** START OF Given records **

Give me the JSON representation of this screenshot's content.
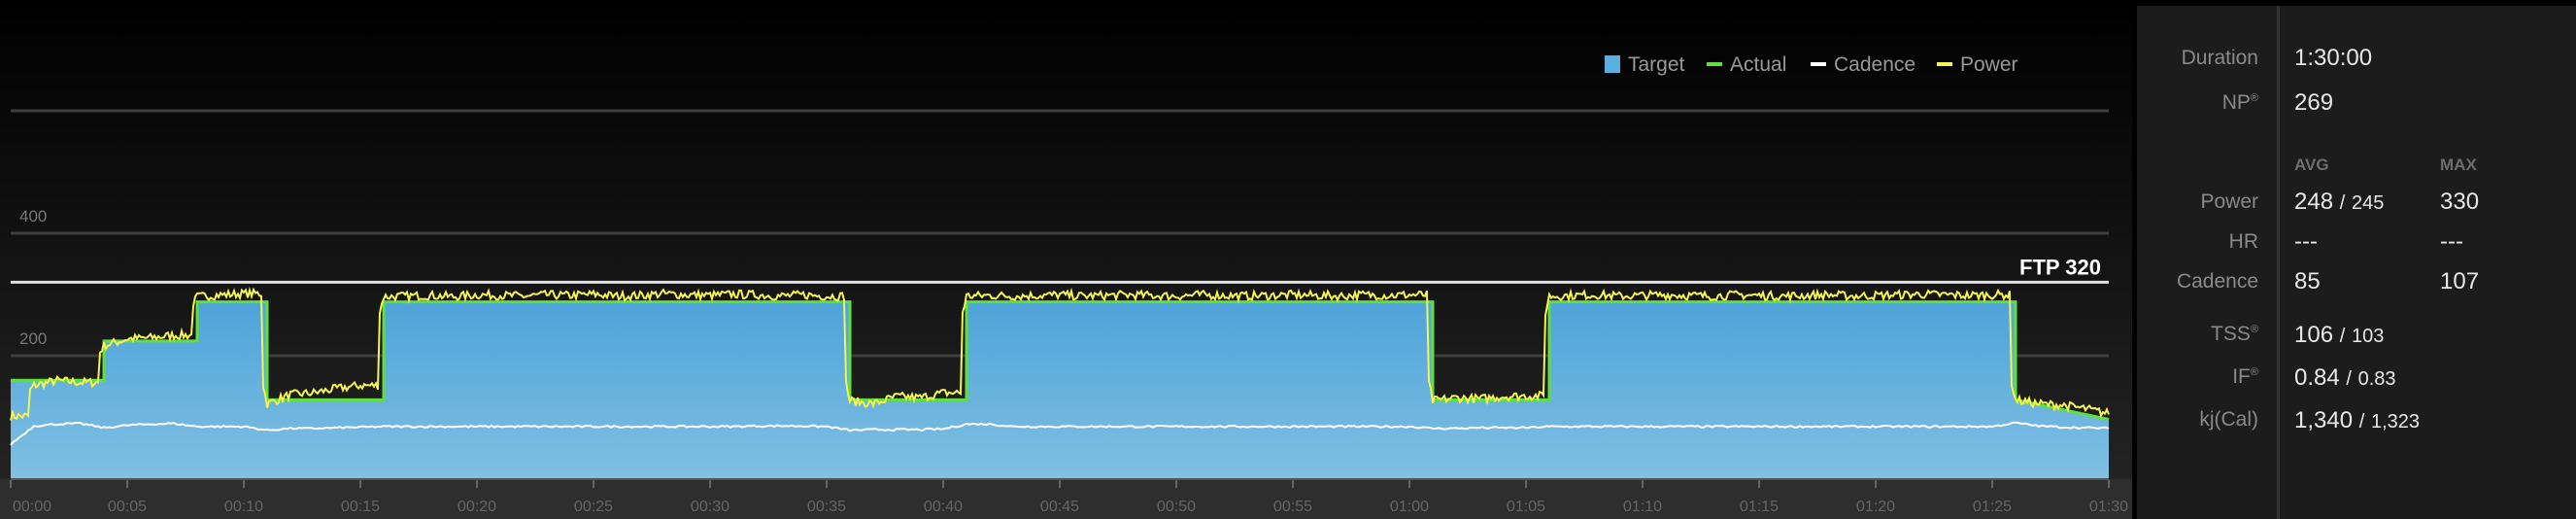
{
  "chart_data": {
    "type": "area",
    "legend": {
      "placement": "top-right",
      "items": [
        {
          "label": "Target",
          "color": "#5aaee0",
          "kind": "area"
        },
        {
          "label": "Actual",
          "color": "#5fe03c",
          "kind": "line"
        },
        {
          "label": "Cadence",
          "color": "#ffffff",
          "kind": "line"
        },
        {
          "label": "Power",
          "color": "#f5f552",
          "kind": "line"
        }
      ]
    },
    "ylim": [
      0,
      600
    ],
    "y_gridlines": [
      200,
      400,
      600
    ],
    "y_tick_labels": [
      "200",
      "400"
    ],
    "xlim_minutes": [
      0,
      90
    ],
    "x_tick_labels": [
      "00:00",
      "00:05",
      "00:10",
      "00:15",
      "00:20",
      "00:25",
      "00:30",
      "00:35",
      "00:40",
      "00:45",
      "00:50",
      "00:55",
      "01:00",
      "01:05",
      "01:10",
      "01:15",
      "01:20",
      "01:25",
      "01:30"
    ],
    "grid": true,
    "ftp": {
      "label": "FTP 320",
      "value": 320
    },
    "target_segments": [
      {
        "start": 0,
        "end": 4,
        "from": 160,
        "to": 160
      },
      {
        "start": 4,
        "end": 8,
        "from": 224,
        "to": 224
      },
      {
        "start": 8,
        "end": 11,
        "from": 288,
        "to": 288
      },
      {
        "start": 11,
        "end": 16,
        "from": 128,
        "to": 128
      },
      {
        "start": 16,
        "end": 36,
        "from": 288,
        "to": 288
      },
      {
        "start": 36,
        "end": 41,
        "from": 128,
        "to": 128
      },
      {
        "start": 41,
        "end": 61,
        "from": 288,
        "to": 288
      },
      {
        "start": 61,
        "end": 66,
        "from": 128,
        "to": 128
      },
      {
        "start": 66,
        "end": 86,
        "from": 288,
        "to": 288
      },
      {
        "start": 86,
        "end": 90,
        "from": 128,
        "to": 96
      }
    ],
    "power_per_minute": [
      100,
      150,
      158,
      155,
      215,
      226,
      228,
      232,
      295,
      298,
      300,
      120,
      135,
      138,
      145,
      150,
      295,
      296,
      297,
      295,
      298,
      297,
      296,
      298,
      297,
      299,
      296,
      297,
      300,
      298,
      297,
      299,
      298,
      296,
      298,
      296,
      125,
      120,
      132,
      130,
      138,
      296,
      297,
      296,
      297,
      298,
      296,
      297,
      298,
      297,
      296,
      298,
      297,
      296,
      297,
      298,
      297,
      296,
      298,
      297,
      298,
      125,
      130,
      128,
      132,
      133,
      296,
      297,
      298,
      296,
      297,
      298,
      297,
      296,
      298,
      297,
      296,
      297,
      298,
      296,
      297,
      298,
      299,
      298,
      297,
      298,
      126,
      120,
      118,
      112,
      104
    ],
    "cadence_per_minute": [
      55,
      85,
      88,
      89,
      82,
      86,
      88,
      89,
      84,
      84,
      84,
      78,
      81,
      81,
      82,
      83,
      84,
      84,
      84,
      84,
      84,
      84,
      84,
      84,
      84,
      84,
      84,
      84,
      84,
      84,
      84,
      84,
      85,
      85,
      85,
      84,
      78,
      79,
      79,
      79,
      80,
      88,
      88,
      84,
      84,
      84,
      84,
      84,
      84,
      84,
      84,
      84,
      84,
      84,
      84,
      84,
      84,
      84,
      84,
      84,
      84,
      81,
      81,
      82,
      82,
      82,
      84,
      84,
      84,
      84,
      84,
      84,
      84,
      84,
      84,
      84,
      84,
      84,
      84,
      84,
      84,
      84,
      84,
      84,
      84,
      84,
      90,
      85,
      83,
      82,
      81
    ]
  },
  "stats": {
    "duration": {
      "label": "Duration",
      "value": "1:30:00"
    },
    "np": {
      "label": "NP",
      "mark": "®",
      "value": "269"
    },
    "headers": {
      "avg": "AVG",
      "max": "MAX"
    },
    "power": {
      "label": "Power",
      "avg": "248",
      "sep": "/",
      "target": "245",
      "max": "330"
    },
    "hr": {
      "label": "HR",
      "avg": "---",
      "max": "---"
    },
    "cadence": {
      "label": "Cadence",
      "avg": "85",
      "max": "107"
    },
    "tss": {
      "label": "TSS",
      "mark": "®",
      "value": "106",
      "sep": "/",
      "target": "103"
    },
    "if": {
      "label": "IF",
      "mark": "®",
      "value": "0.84",
      "sep": "/",
      "target": "0.83"
    },
    "kj": {
      "label": "kj(Cal)",
      "value": "1,340",
      "sep": "/",
      "target": "1,323"
    }
  }
}
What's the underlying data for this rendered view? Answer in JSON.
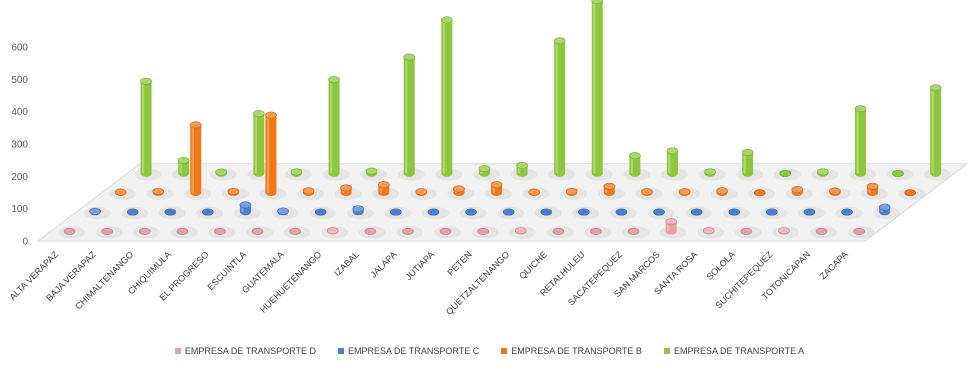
{
  "chart_data": {
    "type": "bar",
    "ylim": [
      0,
      600
    ],
    "yticks": [
      0,
      100,
      200,
      300,
      400,
      500,
      600
    ],
    "categories": [
      "ALTA VERAPAZ",
      "BAJA VERAPAZ",
      "CHIMALTENANGO",
      "CHIQUIMULA",
      "EL PROGRESO",
      "ESCUINTLA",
      "GUATEMALA",
      "HUEHUETENANGO",
      "IZABAL",
      "JALAPA",
      "JUTIAPA",
      "PETEN",
      "QUETZALTENANGO",
      "QUICHE",
      "RETALHULEU",
      "SACATEPEQUEZ",
      "SAN MARCOS",
      "SANTA ROSA",
      "SOLOLA",
      "SUCHITEPEQUEZ",
      "TOTONICAPAN",
      "ZACAPA"
    ],
    "series": [
      {
        "name": "EMPRESA DE TRANSPORTE D",
        "color": "#e6a0a8",
        "values": [
          0,
          0,
          0,
          0,
          0,
          0,
          0,
          2,
          0,
          0,
          0,
          0,
          2,
          0,
          0,
          0,
          30,
          2,
          0,
          2,
          0,
          0
        ]
      },
      {
        "name": "EMPRESA DE TRANSPORTE C",
        "color": "#4a7fd0",
        "values": [
          2,
          0,
          0,
          0,
          22,
          3,
          0,
          10,
          0,
          0,
          0,
          0,
          0,
          0,
          0,
          0,
          0,
          0,
          0,
          0,
          0,
          15
        ]
      },
      {
        "name": "EMPRESA DE TRANSPORTE B",
        "color": "#f07818",
        "values": [
          2,
          4,
          210,
          4,
          240,
          6,
          15,
          25,
          3,
          12,
          25,
          2,
          4,
          20,
          3,
          3,
          6,
          0,
          10,
          5,
          20,
          0
        ]
      },
      {
        "name": "EMPRESA DE TRANSPORTE A",
        "color": "#8cc83c",
        "values": [
          285,
          40,
          4,
          185,
          5,
          290,
          7,
          360,
          475,
          15,
          25,
          410,
          535,
          55,
          70,
          5,
          65,
          0,
          5,
          200,
          0,
          265
        ]
      }
    ]
  }
}
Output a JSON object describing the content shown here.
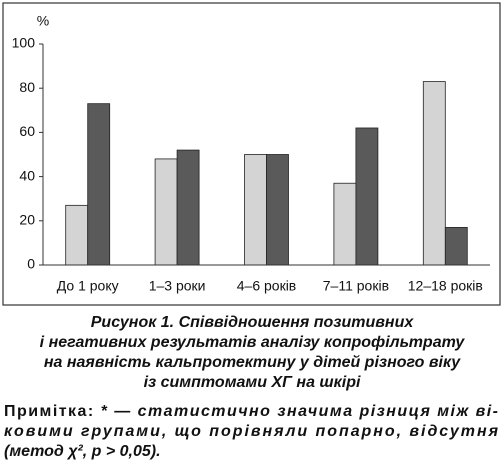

** END OF Given records **

## Do this
Every entry should be returned exactly as written, minus the pictures.

## Response for this exercise
Give me the JSON representation of this screenshot's content.
{
  "chart_data": {
    "type": "area",
    "legend": {
      "placement": "top-right",
      "items": [
        {
          "label": "Target",
          "color": "#5aaee0",
          "kind": "area"
        },
        {
          "label": "Actual",
          "color": "#5fe03c",
          "kind": "line"
        },
        {
          "label": "Cadence",
          "color": "#ffffff",
          "kind": "line"
        },
        {
          "label": "Power",
          "color": "#f5f552",
          "kind": "line"
        }
      ]
    },
    "ylim": [
      0,
      600
    ],
    "y_gridlines": [
      200,
      400,
      600
    ],
    "y_tick_labels": [
      "200",
      "400"
    ],
    "xlim_minutes": [
      0,
      90
    ],
    "x_tick_labels": [
      "00:00",
      "00:05",
      "00:10",
      "00:15",
      "00:20",
      "00:25",
      "00:30",
      "00:35",
      "00:40",
      "00:45",
      "00:50",
      "00:55",
      "01:00",
      "01:05",
      "01:10",
      "01:15",
      "01:20",
      "01:25",
      "01:30"
    ],
    "grid": true,
    "ftp": {
      "label": "FTP 320",
      "value": 320
    },
    "target_segments": [
      {
        "start": 0,
        "end": 4,
        "from": 160,
        "to": 160
      },
      {
        "start": 4,
        "end": 8,
        "from": 224,
        "to": 224
      },
      {
        "start": 8,
        "end": 11,
        "from": 288,
        "to": 288
      },
      {
        "start": 11,
        "end": 16,
        "from": 128,
        "to": 128
      },
      {
        "start": 16,
        "end": 36,
        "from": 288,
        "to": 288
      },
      {
        "start": 36,
        "end": 41,
        "from": 128,
        "to": 128
      },
      {
        "start": 41,
        "end": 61,
        "from": 288,
        "to": 288
      },
      {
        "start": 61,
        "end": 66,
        "from": 128,
        "to": 128
      },
      {
        "start": 66,
        "end": 86,
        "from": 288,
        "to": 288
      },
      {
        "start": 86,
        "end": 90,
        "from": 128,
        "to": 96
      }
    ],
    "power_per_minute": [
      100,
      150,
      158,
      155,
      215,
      226,
      228,
      232,
      295,
      298,
      300,
      120,
      135,
      138,
      145,
      150,
      295,
      296,
      297,
      295,
      298,
      297,
      296,
      298,
      297,
      299,
      296,
      297,
      300,
      298,
      297,
      299,
      298,
      296,
      298,
      296,
      125,
      120,
      132,
      130,
      138,
      296,
      297,
      296,
      297,
      298,
      296,
      297,
      298,
      297,
      296,
      298,
      297,
      296,
      297,
      298,
      297,
      296,
      298,
      297,
      298,
      125,
      130,
      128,
      132,
      133,
      296,
      297,
      298,
      296,
      297,
      298,
      297,
      296,
      298,
      297,
      296,
      297,
      298,
      296,
      297,
      298,
      299,
      298,
      297,
      298,
      126,
      120,
      118,
      112,
      104
    ],
    "cadence_per_minute": [
      55,
      85,
      88,
      89,
      82,
      86,
      88,
      89,
      84,
      84,
      84,
      78,
      81,
      81,
      82,
      83,
      84,
      84,
      84,
      84,
      84,
      84,
      84,
      84,
      84,
      84,
      84,
      84,
      84,
      84,
      84,
      84,
      85,
      85,
      85,
      84,
      78,
      79,
      79,
      79,
      80,
      88,
      88,
      84,
      84,
      84,
      84,
      84,
      84,
      84,
      84,
      84,
      84,
      84,
      84,
      84,
      84,
      84,
      84,
      84,
      84,
      81,
      81,
      82,
      82,
      82,
      84,
      84,
      84,
      84,
      84,
      84,
      84,
      84,
      84,
      84,
      84,
      84,
      84,
      84,
      84,
      84,
      84,
      84,
      84,
      84,
      90,
      85,
      83,
      82,
      81
    ]
  },
  "stats": {
    "duration": {
      "label": "Duration",
      "value": "1:30:00"
    },
    "np": {
      "label": "NP",
      "mark": "®",
      "value": "269"
    },
    "headers": {
      "avg": "AVG",
      "max": "MAX"
    },
    "power": {
      "label": "Power",
      "avg": "248",
      "sep": "/",
      "target": "245",
      "max": "330"
    },
    "hr": {
      "label": "HR",
      "avg": "---",
      "max": "---"
    },
    "cadence": {
      "label": "Cadence",
      "avg": "85",
      "max": "107"
    },
    "tss": {
      "label": "TSS",
      "mark": "®",
      "value": "106",
      "sep": "/",
      "target": "103"
    },
    "if": {
      "label": "IF",
      "mark": "®",
      "value": "0.84",
      "sep": "/",
      "target": "0.83"
    },
    "kj": {
      "label": "kj(Cal)",
      "value": "1,340",
      "sep": "/",
      "target": "1,323"
    }
  }
}
What's the underlying data for this rendered view? Answer in JSON.
{
  "chart_data": {
    "type": "bar",
    "ylim": [
      0,
      600
    ],
    "yticks": [
      0,
      100,
      200,
      300,
      400,
      500,
      600
    ],
    "categories": [
      "ALTA VERAPAZ",
      "BAJA VERAPAZ",
      "CHIMALTENANGO",
      "CHIQUIMULA",
      "EL PROGRESO",
      "ESCUINTLA",
      "GUATEMALA",
      "HUEHUETENANGO",
      "IZABAL",
      "JALAPA",
      "JUTIAPA",
      "PETEN",
      "QUETZALTENANGO",
      "QUICHE",
      "RETALHULEU",
      "SACATEPEQUEZ",
      "SAN MARCOS",
      "SANTA ROSA",
      "SOLOLA",
      "SUCHITEPEQUEZ",
      "TOTONICAPAN",
      "ZACAPA"
    ],
    "series": [
      {
        "name": "EMPRESA DE TRANSPORTE D",
        "color": "#e6a0a8",
        "values": [
          0,
          0,
          0,
          0,
          0,
          0,
          0,
          2,
          0,
          0,
          0,
          0,
          2,
          0,
          0,
          0,
          30,
          2,
          0,
          2,
          0,
          0
        ]
      },
      {
        "name": "EMPRESA DE TRANSPORTE C",
        "color": "#4a7fd0",
        "values": [
          2,
          0,
          0,
          0,
          22,
          3,
          0,
          10,
          0,
          0,
          0,
          0,
          0,
          0,
          0,
          0,
          0,
          0,
          0,
          0,
          0,
          15
        ]
      },
      {
        "name": "EMPRESA DE TRANSPORTE B",
        "color": "#f07818",
        "values": [
          2,
          4,
          210,
          4,
          240,
          6,
          15,
          25,
          3,
          12,
          25,
          2,
          4,
          20,
          3,
          3,
          6,
          0,
          10,
          5,
          20,
          0
        ]
      },
      {
        "name": "EMPRESA DE TRANSPORTE A",
        "color": "#8cc83c",
        "values": [
          285,
          40,
          4,
          185,
          5,
          290,
          7,
          360,
          475,
          15,
          25,
          410,
          535,
          55,
          70,
          5,
          65,
          0,
          5,
          200,
          0,
          265
        ]
      }
    ]
  }
}
Output a JSON object describing the content shown here.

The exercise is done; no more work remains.